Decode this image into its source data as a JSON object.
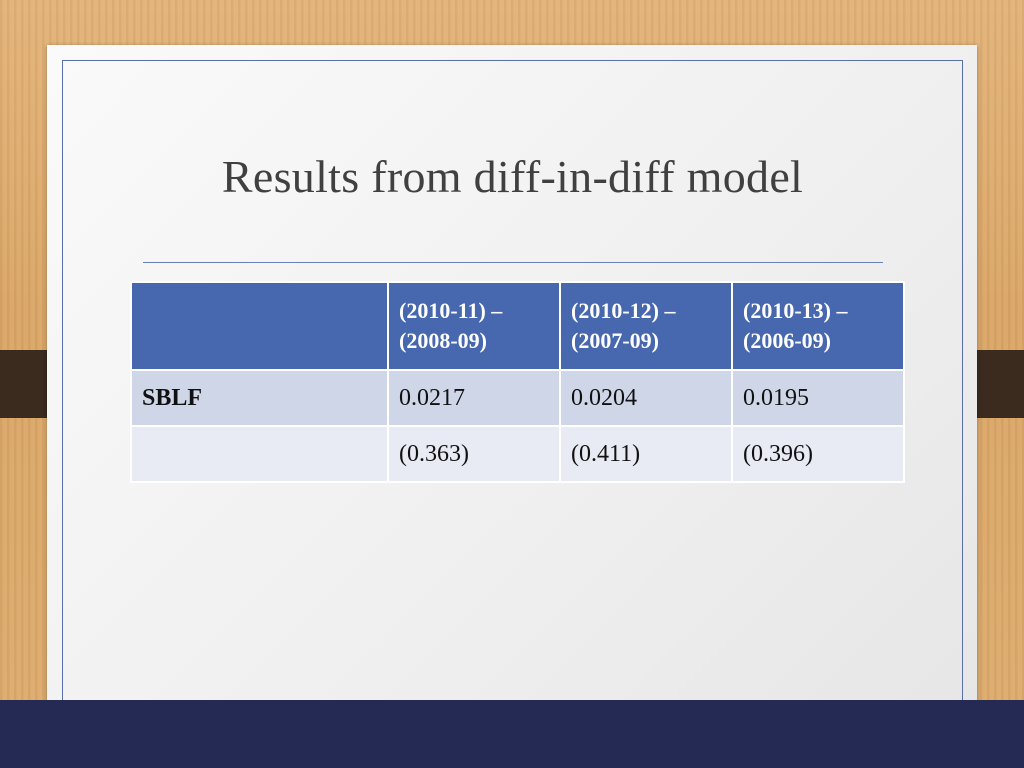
{
  "slide": {
    "title": "Results from diff-in-diff model"
  },
  "table": {
    "header": [
      "",
      "(2010-11) – (2008-09)",
      "(2010-12) – (2007-09)",
      "(2010-13) – (2006-09)"
    ],
    "rows": [
      {
        "label": "SBLF",
        "values": [
          "0.0217",
          "0.0204",
          "0.0195"
        ]
      },
      {
        "label": "",
        "values": [
          "(0.363)",
          "(0.411)",
          "(0.396)"
        ]
      }
    ]
  },
  "colors": {
    "header_fill": "#4767ae",
    "row1_fill": "#cfd6e8",
    "row2_fill": "#e8ebf3",
    "bottom_bar": "#252a55",
    "frame_line": "#5a6fa8"
  }
}
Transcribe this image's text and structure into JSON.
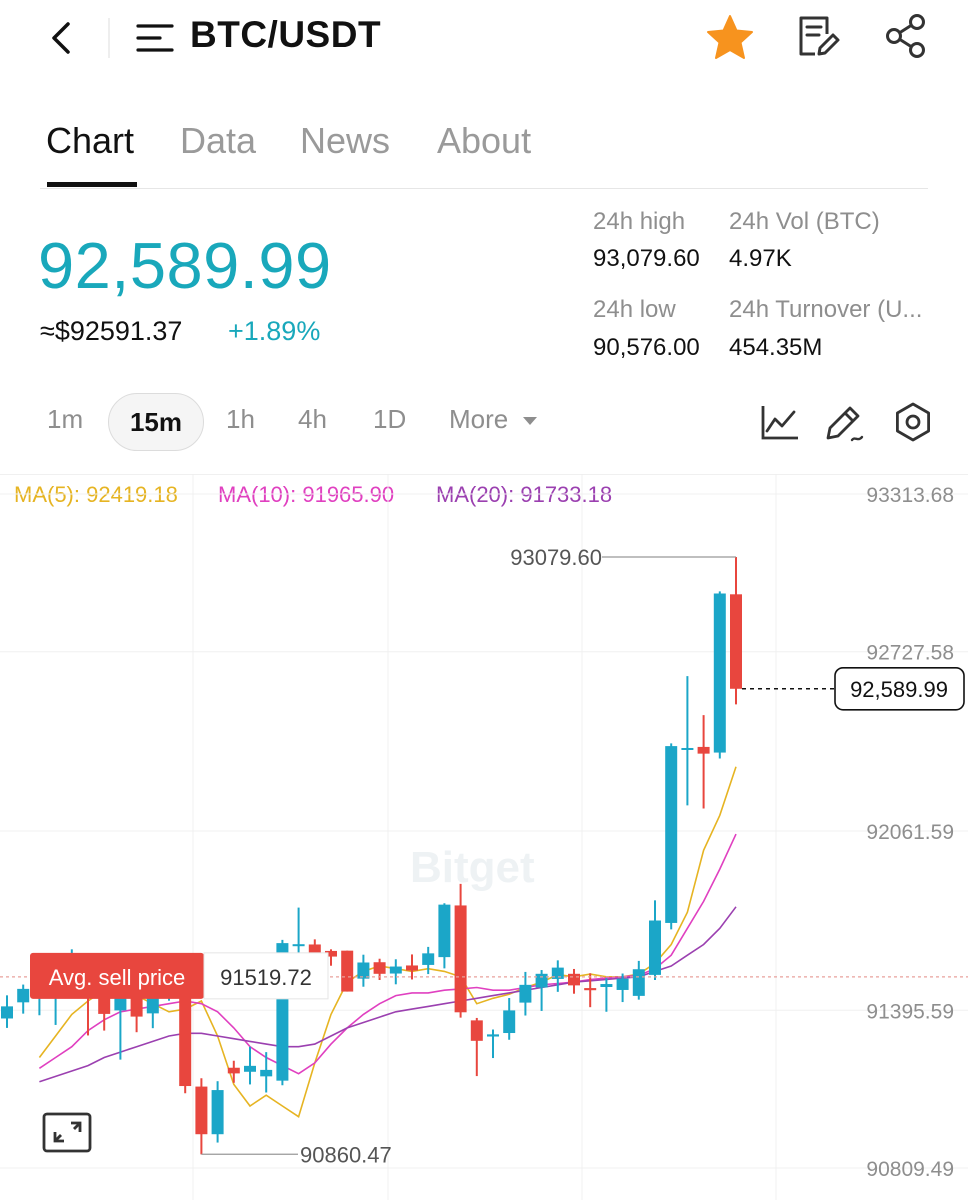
{
  "header": {
    "title": "BTC/USDT",
    "icons": [
      "chevron-left-icon",
      "menu-icon",
      "star-icon",
      "notes-icon",
      "share-icon"
    ],
    "star_color": "#f7931e"
  },
  "tabs": [
    {
      "label": "Chart",
      "active": true
    },
    {
      "label": "Data",
      "active": false
    },
    {
      "label": "News",
      "active": false
    },
    {
      "label": "About",
      "active": false
    }
  ],
  "ticker": {
    "price": "92,589.99",
    "usd_approx": "≈$92591.37",
    "change": "+1.89%",
    "accent_color": "#19a8bb"
  },
  "stats": {
    "high_label": "24h high",
    "high_value": "93,079.60",
    "vol_label": "24h Vol (BTC)",
    "vol_value": "4.97K",
    "low_label": "24h low",
    "low_value": "90,576.00",
    "turnover_label": "24h Turnover (U...",
    "turnover_value": "454.35M"
  },
  "intervals": {
    "items": [
      "1m",
      "15m",
      "1h",
      "4h",
      "1D",
      "More"
    ],
    "selected": "15m"
  },
  "chart_tools": [
    "line-chart-icon",
    "draw-icon",
    "settings-icon"
  ],
  "chart_data": {
    "type": "candlestick",
    "ma": [
      {
        "label": "MA(5): 92419.18",
        "color": "#e6b422"
      },
      {
        "label": "MA(10): 91965.90",
        "color": "#e040c0"
      },
      {
        "label": "MA(20): 91733.18",
        "color": "#9b40b0"
      }
    ],
    "y_ticks": [
      "93313.68",
      "92727.58",
      "92061.59",
      "91395.59",
      "90809.49"
    ],
    "y_range": [
      90809.49,
      93313.68
    ],
    "current_price_label": "92,589.99",
    "current_price": 92589.99,
    "high_label": "93079.60",
    "high": 93079.6,
    "low_label": "90860.47",
    "low": 90860.47,
    "avg_sell_label": "Avg. sell price",
    "avg_sell_value": "91519.72",
    "avg_sell": 91519.72,
    "watermark": "Bitget",
    "up_color": "#1ba6c8",
    "down_color": "#e8463e",
    "candles": [
      {
        "o": 91365,
        "h": 91451,
        "l": 91330,
        "c": 91410
      },
      {
        "o": 91425,
        "h": 91491,
        "l": 91383,
        "c": 91475
      },
      {
        "o": 91447,
        "h": 91505,
        "l": 91377,
        "c": 91478
      },
      {
        "o": 91478,
        "h": 91576,
        "l": 91341,
        "c": 91498
      },
      {
        "o": 91500,
        "h": 91622,
        "l": 91441,
        "c": 91543
      },
      {
        "o": 91540,
        "h": 91586,
        "l": 91302,
        "c": 91461
      },
      {
        "o": 91458,
        "h": 91520,
        "l": 91320,
        "c": 91382
      },
      {
        "o": 91395,
        "h": 91529,
        "l": 91212,
        "c": 91460
      },
      {
        "o": 91454,
        "h": 91506,
        "l": 91314,
        "c": 91372
      },
      {
        "o": 91384,
        "h": 91538,
        "l": 91329,
        "c": 91491
      },
      {
        "o": 91476,
        "h": 91539,
        "l": 91431,
        "c": 91515
      },
      {
        "o": 91490,
        "h": 91529,
        "l": 91087,
        "c": 91114
      },
      {
        "o": 91112,
        "h": 91143,
        "l": 90860,
        "c": 90935
      },
      {
        "o": 90935,
        "h": 91132,
        "l": 90904,
        "c": 91099
      },
      {
        "o": 91182,
        "h": 91208,
        "l": 91126,
        "c": 91161
      },
      {
        "o": 91167,
        "h": 91260,
        "l": 91120,
        "c": 91189
      },
      {
        "o": 91150,
        "h": 91240,
        "l": 91090,
        "c": 91174
      },
      {
        "o": 91134,
        "h": 91657,
        "l": 91117,
        "c": 91645
      },
      {
        "o": 91641,
        "h": 91777,
        "l": 91562,
        "c": 91641
      },
      {
        "o": 91640,
        "h": 91659,
        "l": 91588,
        "c": 91608
      },
      {
        "o": 91616,
        "h": 91622,
        "l": 91561,
        "c": 91595
      },
      {
        "o": 91617,
        "h": 91597,
        "l": 91467,
        "c": 91465
      },
      {
        "o": 91513,
        "h": 91602,
        "l": 91483,
        "c": 91573
      },
      {
        "o": 91574,
        "h": 91587,
        "l": 91508,
        "c": 91531
      },
      {
        "o": 91532,
        "h": 91585,
        "l": 91492,
        "c": 91558
      },
      {
        "o": 91562,
        "h": 91603,
        "l": 91510,
        "c": 91543
      },
      {
        "o": 91564,
        "h": 91631,
        "l": 91530,
        "c": 91607
      },
      {
        "o": 91593,
        "h": 91793,
        "l": 91551,
        "c": 91788
      },
      {
        "o": 91785,
        "h": 91865,
        "l": 91368,
        "c": 91388
      },
      {
        "o": 91358,
        "h": 91367,
        "l": 91151,
        "c": 91282
      },
      {
        "o": 91298,
        "h": 91324,
        "l": 91218,
        "c": 91306
      },
      {
        "o": 91311,
        "h": 91441,
        "l": 91286,
        "c": 91395
      },
      {
        "o": 91424,
        "h": 91538,
        "l": 91376,
        "c": 91490
      },
      {
        "o": 91480,
        "h": 91545,
        "l": 91393,
        "c": 91531
      },
      {
        "o": 91512,
        "h": 91581,
        "l": 91464,
        "c": 91554
      },
      {
        "o": 91531,
        "h": 91549,
        "l": 91457,
        "c": 91488
      },
      {
        "o": 91478,
        "h": 91533,
        "l": 91407,
        "c": 91470
      },
      {
        "o": 91482,
        "h": 91515,
        "l": 91390,
        "c": 91493
      },
      {
        "o": 91471,
        "h": 91532,
        "l": 91426,
        "c": 91513
      },
      {
        "o": 91449,
        "h": 91579,
        "l": 91435,
        "c": 91548
      },
      {
        "o": 91527,
        "h": 91804,
        "l": 91508,
        "c": 91729
      },
      {
        "o": 91720,
        "h": 92387,
        "l": 91696,
        "c": 92377
      },
      {
        "o": 92367,
        "h": 92637,
        "l": 92157,
        "c": 92370
      },
      {
        "o": 92374,
        "h": 92492,
        "l": 92145,
        "c": 92349
      },
      {
        "o": 92353,
        "h": 92952,
        "l": 92331,
        "c": 92944
      },
      {
        "o": 92941,
        "h": 93079.6,
        "l": 92532,
        "c": 92589.99
      }
    ],
    "ma5": [
      91220,
      91300,
      91380,
      91430,
      91470,
      91470,
      91450,
      91420,
      91390,
      91400,
      91430,
      91300,
      91120,
      91040,
      91080,
      91040,
      91000,
      91200,
      91380,
      91500,
      91540,
      91560,
      91550,
      91540,
      91550,
      91540,
      91520,
      91420,
      91440,
      91455,
      91480,
      91500,
      91528,
      91520,
      91530,
      91520,
      91520,
      91530,
      91570,
      91640,
      91760,
      91990,
      92120,
      92300
    ],
    "ma10": [
      91180,
      91220,
      91260,
      91320,
      91360,
      91390,
      91400,
      91410,
      91420,
      91430,
      91420,
      91390,
      91330,
      91260,
      91220,
      91190,
      91160,
      91200,
      91270,
      91330,
      91380,
      91420,
      91450,
      91460,
      91460,
      91470,
      91475,
      91480,
      91470,
      91470,
      91480,
      91490,
      91495,
      91500,
      91510,
      91515,
      91520,
      91525,
      91550,
      91600,
      91700,
      91800,
      91920,
      92050
    ],
    "ma20": [
      91130,
      91150,
      91170,
      91190,
      91220,
      91240,
      91260,
      91280,
      91300,
      91310,
      91310,
      91300,
      91290,
      91280,
      91270,
      91260,
      91260,
      91270,
      91300,
      91330,
      91350,
      91370,
      91390,
      91400,
      91410,
      91420,
      91430,
      91440,
      91450,
      91460,
      91470,
      91480,
      91490,
      91500,
      91505,
      91510,
      91515,
      91520,
      91540,
      91560,
      91600,
      91640,
      91700,
      91780
    ]
  }
}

* _Requirement_
Your answer should be one number: how many lines in the material above contain the string "this".

* _Completed exercise_
2